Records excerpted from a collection
━━━━━━

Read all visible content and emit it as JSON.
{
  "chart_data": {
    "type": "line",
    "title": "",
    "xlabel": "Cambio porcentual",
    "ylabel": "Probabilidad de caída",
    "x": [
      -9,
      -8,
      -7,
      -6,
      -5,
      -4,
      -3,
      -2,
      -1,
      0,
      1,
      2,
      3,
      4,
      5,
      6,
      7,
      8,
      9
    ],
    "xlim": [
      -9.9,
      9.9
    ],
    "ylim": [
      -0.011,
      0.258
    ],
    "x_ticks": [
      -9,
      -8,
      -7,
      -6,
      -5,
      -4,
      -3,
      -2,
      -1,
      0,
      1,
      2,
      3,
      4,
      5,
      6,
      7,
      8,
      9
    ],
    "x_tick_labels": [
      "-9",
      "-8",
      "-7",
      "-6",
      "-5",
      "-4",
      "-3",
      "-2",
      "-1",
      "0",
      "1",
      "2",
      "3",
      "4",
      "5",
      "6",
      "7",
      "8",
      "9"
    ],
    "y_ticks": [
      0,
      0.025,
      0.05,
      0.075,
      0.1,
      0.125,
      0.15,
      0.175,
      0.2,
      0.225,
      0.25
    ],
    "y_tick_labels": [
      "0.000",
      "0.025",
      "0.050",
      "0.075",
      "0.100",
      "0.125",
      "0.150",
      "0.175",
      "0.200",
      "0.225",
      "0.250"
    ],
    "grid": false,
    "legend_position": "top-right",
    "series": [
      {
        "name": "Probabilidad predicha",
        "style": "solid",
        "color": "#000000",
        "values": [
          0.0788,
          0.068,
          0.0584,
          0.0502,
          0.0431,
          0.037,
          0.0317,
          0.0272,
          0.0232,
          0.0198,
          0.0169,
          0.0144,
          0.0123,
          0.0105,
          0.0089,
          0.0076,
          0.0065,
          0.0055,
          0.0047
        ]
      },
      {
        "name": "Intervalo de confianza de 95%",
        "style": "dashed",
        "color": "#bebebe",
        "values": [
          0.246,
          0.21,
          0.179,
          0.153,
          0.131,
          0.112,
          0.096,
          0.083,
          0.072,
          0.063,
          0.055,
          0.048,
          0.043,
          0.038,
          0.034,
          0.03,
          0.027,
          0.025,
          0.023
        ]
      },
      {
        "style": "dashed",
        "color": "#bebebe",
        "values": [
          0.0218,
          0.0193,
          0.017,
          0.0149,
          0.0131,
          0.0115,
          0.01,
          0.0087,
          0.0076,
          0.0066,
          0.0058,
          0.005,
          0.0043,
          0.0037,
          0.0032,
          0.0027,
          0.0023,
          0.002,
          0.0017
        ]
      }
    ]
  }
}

━━━━━━

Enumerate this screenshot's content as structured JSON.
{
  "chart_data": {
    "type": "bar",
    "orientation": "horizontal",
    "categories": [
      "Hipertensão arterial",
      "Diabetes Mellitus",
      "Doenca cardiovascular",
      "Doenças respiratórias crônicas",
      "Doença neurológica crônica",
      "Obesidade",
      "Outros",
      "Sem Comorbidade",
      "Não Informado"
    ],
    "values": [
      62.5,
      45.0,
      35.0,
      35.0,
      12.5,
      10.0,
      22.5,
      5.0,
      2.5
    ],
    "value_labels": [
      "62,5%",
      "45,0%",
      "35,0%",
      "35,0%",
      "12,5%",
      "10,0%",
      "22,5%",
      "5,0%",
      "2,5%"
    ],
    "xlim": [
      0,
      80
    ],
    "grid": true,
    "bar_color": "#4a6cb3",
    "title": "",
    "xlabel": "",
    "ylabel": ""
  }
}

━━━━━━

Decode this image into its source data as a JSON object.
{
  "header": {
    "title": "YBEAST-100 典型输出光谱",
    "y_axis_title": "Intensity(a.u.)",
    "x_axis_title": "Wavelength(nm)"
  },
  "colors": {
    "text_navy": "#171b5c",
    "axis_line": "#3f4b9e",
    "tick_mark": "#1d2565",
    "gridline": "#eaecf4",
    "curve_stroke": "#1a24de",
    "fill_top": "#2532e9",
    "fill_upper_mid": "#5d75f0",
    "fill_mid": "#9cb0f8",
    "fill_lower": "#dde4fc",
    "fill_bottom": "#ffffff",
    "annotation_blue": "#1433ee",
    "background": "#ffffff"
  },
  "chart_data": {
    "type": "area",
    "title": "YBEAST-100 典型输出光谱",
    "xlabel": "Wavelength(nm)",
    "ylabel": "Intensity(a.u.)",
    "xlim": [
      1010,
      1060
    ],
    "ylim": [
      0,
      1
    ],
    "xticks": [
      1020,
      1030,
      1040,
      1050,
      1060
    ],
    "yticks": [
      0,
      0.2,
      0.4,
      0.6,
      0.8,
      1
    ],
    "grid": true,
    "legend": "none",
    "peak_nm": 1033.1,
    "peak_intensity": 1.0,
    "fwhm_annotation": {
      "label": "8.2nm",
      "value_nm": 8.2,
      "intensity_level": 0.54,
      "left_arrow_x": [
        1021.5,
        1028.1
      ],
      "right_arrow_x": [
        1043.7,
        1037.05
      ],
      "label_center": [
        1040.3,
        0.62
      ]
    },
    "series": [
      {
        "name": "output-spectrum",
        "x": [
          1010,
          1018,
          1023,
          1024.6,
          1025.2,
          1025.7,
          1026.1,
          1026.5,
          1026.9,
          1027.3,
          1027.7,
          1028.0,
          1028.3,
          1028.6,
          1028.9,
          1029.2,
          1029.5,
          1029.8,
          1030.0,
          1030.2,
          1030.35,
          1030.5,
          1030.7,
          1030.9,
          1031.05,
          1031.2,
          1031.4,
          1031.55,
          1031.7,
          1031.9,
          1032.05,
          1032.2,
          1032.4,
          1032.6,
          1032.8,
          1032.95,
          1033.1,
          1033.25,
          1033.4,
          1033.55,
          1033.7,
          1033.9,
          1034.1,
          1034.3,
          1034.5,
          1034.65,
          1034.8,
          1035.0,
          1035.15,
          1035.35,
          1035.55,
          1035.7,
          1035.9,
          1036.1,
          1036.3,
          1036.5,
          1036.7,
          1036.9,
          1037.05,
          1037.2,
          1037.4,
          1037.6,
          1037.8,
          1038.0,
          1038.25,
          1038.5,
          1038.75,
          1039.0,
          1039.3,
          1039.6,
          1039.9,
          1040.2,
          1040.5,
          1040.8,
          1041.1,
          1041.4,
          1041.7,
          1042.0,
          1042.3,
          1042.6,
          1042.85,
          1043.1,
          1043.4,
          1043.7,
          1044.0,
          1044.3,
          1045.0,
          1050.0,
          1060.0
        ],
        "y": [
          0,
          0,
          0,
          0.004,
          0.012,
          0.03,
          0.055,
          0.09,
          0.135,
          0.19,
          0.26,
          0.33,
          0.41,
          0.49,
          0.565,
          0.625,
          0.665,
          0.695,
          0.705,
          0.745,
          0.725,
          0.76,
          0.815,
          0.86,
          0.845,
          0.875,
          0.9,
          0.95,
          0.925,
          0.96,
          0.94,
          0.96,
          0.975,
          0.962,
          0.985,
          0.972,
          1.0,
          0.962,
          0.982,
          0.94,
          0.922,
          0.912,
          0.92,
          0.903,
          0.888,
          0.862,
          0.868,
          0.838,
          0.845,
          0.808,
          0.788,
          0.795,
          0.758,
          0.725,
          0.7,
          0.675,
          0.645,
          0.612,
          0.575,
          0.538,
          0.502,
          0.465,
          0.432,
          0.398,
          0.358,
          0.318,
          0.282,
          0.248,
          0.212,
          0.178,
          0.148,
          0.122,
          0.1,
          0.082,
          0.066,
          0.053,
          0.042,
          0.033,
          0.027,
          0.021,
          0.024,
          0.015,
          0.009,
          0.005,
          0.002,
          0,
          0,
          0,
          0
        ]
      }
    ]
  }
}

━━━━━━

Given exercise:
Which lines of the data above contain "Probabilidad"? Copy each one.

Solution below:
    "ylabel": "Probabilidad de caída",
        "name": "Probabilidad predicha",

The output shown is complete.